Text segment:
Writing a business plan is good because it forces you to write
down literally everything you are going to need to start your business —
legal help, tax help, office supplies, equipment, postage, office space,
employee salaries, insurance and so on. But that initial plan is likely to
change repeatedly as you learn new things and incorporate them into the
plan.

Be willing to pull back. It’s tempting to add up
everything you need for the full-fledged business you imagine, and decide that
that’s what you need to start out. But pulling back and looking for a
smaller model can give you a way to get started while also preserving
capital.

Shuman uses the example of someone who calculates that the
total cost of starting a retail business in a local mall is going to work out to
$150 a square foot. “You could start that way and write a business plan
based on that amount,” he says. “But maybe you’d be better off
putting a pushcart in the mall and testing what the demand is for your products
at that location.

“This consumer testing reduces your initial
startup costs. The result is that the initial cycle of your business is
dedicated not so much to generating profits as to generating information. With
this, you can fund your business on a cycle-by-cycle basis,” Shuman says.
“When you go for the second cycle and for expanding your business, the
numbers are now based not on focus groups or surveys but on real-world
experience.”

Calculate prices, time correctly. Calculating your
initial cash flow is part of figuring out your startup costs. It’s an area
where businesses are sometimes less optimistic than they should be.

Information shown:
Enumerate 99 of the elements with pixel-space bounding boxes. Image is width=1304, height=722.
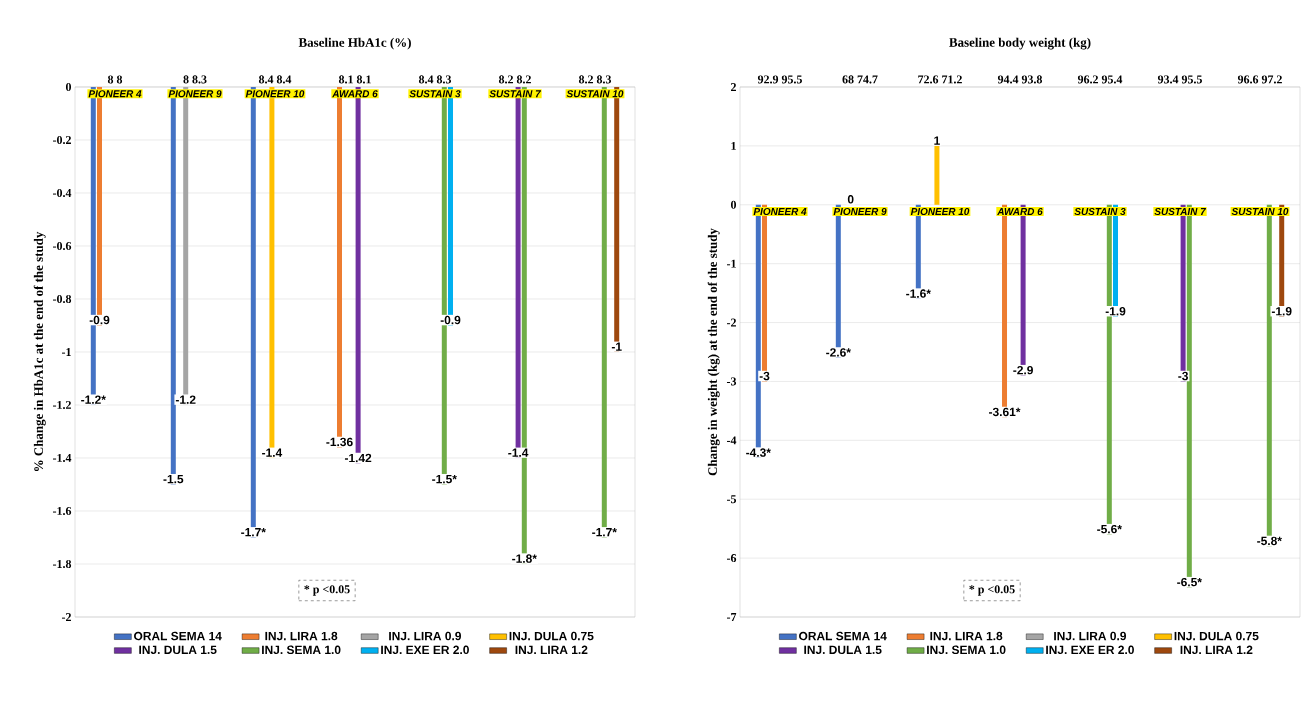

Short problem A:
Answer these questions from the text on startup costs:
(i) What cost per square foot does the retail example in a local mall work out to?
(ii) What does Shuman suggest putting in the mall to test demand?
(iii) What are second-cycle numbers based on instead of focus groups or surveys?
Short problem B: Carry the text on startup costs forward from its final sentence.
The data that comes after the text is separate material.

Exercise result A:
(i) $150 a square foot
(ii) A pushcart
(iii) Real-world experience

Exercise result B:
“Small-business owners may under-price their product or service, thinking
they have to come in at as low a price point as possible to compete,” says
Barbara Bird, chair of the management department at Kogad School of Business at
American University. “They don’t necessarily need to do
that.”

Correctly estimate your startup time. Yes, when
beginning a business, time can literally be money. Let’s say you’re
going to have fixed costs such as a monthly lease. If you have to make
improvements to a space before you can actually open for business, those fixed
costs are going to be additional startup costs until you can actually open for
business.

I’ve watched many entrepreneurs draw up a timeline
for their ventures and get tripped up on the zoning, safety and inspection
requirements imposed by local agencies. For that reason, I think one of the
first places a prospective new business owner should go — even before
approaching a lender or leasing agent — is to the local government
planning or license department. Construction permits and inspections can push a
startup’s prospective opening date back by months. If you fail to figure
in the cost of this additional time, you could be short of working capital right
out of the gate.

Be realistic about the cost of money. Many
small-business owners self-finance their ventures by running up big balances on
their personal credit cards. Others tap the equity in their homes. But
self-financing isn’t a practical option for larger
ventures.

Carnegie Mellon’s Emerson says that startups should
figure in the cost of capital when determining initial expenses and cash flow.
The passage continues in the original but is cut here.